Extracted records
________________________

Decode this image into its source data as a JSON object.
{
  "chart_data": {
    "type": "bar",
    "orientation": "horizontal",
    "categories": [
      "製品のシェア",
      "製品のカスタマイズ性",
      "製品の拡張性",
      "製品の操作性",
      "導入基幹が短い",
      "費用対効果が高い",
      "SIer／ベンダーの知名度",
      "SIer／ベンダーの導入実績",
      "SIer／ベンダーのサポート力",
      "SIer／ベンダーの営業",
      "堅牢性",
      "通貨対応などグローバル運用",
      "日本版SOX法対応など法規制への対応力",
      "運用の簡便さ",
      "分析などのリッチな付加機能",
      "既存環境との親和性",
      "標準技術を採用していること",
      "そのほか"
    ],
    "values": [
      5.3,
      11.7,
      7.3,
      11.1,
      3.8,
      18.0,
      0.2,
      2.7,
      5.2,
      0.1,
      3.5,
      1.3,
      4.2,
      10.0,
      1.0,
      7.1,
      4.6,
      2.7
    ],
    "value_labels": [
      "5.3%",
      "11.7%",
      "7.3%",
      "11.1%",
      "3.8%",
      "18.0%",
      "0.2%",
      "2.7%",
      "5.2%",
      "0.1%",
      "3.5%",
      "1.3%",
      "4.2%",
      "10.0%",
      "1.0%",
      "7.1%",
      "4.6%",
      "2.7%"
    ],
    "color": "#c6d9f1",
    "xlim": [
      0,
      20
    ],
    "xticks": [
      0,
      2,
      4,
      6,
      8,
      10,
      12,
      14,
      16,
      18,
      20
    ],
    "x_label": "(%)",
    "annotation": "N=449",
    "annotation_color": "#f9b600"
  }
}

________________________

> [The problem]
Output each record exactly, leaving nothing out.

> [Solution to the problem]
Decode this image into its source data as a JSON object.
{
  "chart_data": {
    "type": "bar",
    "orientation": "horizontal",
    "categories": [
      "製品のシェア",
      "製品のカスタマイズ性",
      "製品の拡張性",
      "製品の操作性",
      "導入基幹が短い",
      "費用対効果が高い",
      "SIer／ベンダーの知名度",
      "SIer／ベンダーの導入実績",
      "SIer／ベンダーのサポート力",
      "SIer／ベンダーの営業",
      "堅牢性",
      "通貨対応などグローバル運用",
      "日本版SOX法対応など法規制への対応力",
      "運用の簡便さ",
      "分析などのリッチな付加機能",
      "既存環境との親和性",
      "標準技術を採用していること",
      "そのほか"
    ],
    "values": [
      5.3,
      11.7,
      7.3,
      11.1,
      3.8,
      18.0,
      0.2,
      2.7,
      5.2,
      0.1,
      3.5,
      1.3,
      4.2,
      10.0,
      1.0,
      7.1,
      4.6,
      2.7
    ],
    "value_labels": [
      "5.3%",
      "11.7%",
      "7.3%",
      "11.1%",
      "3.8%",
      "18.0%",
      "0.2%",
      "2.7%",
      "5.2%",
      "0.1%",
      "3.5%",
      "1.3%",
      "4.2%",
      "10.0%",
      "1.0%",
      "7.1%",
      "4.6%",
      "2.7%"
    ],
    "color": "#c6d9f1",
    "xlim": [
      0,
      20
    ],
    "xticks": [
      0,
      2,
      4,
      6,
      8,
      10,
      12,
      14,
      16,
      18,
      20
    ],
    "x_label": "(%)",
    "annotation": "N=449",
    "annotation_color": "#f9b600"
  }
}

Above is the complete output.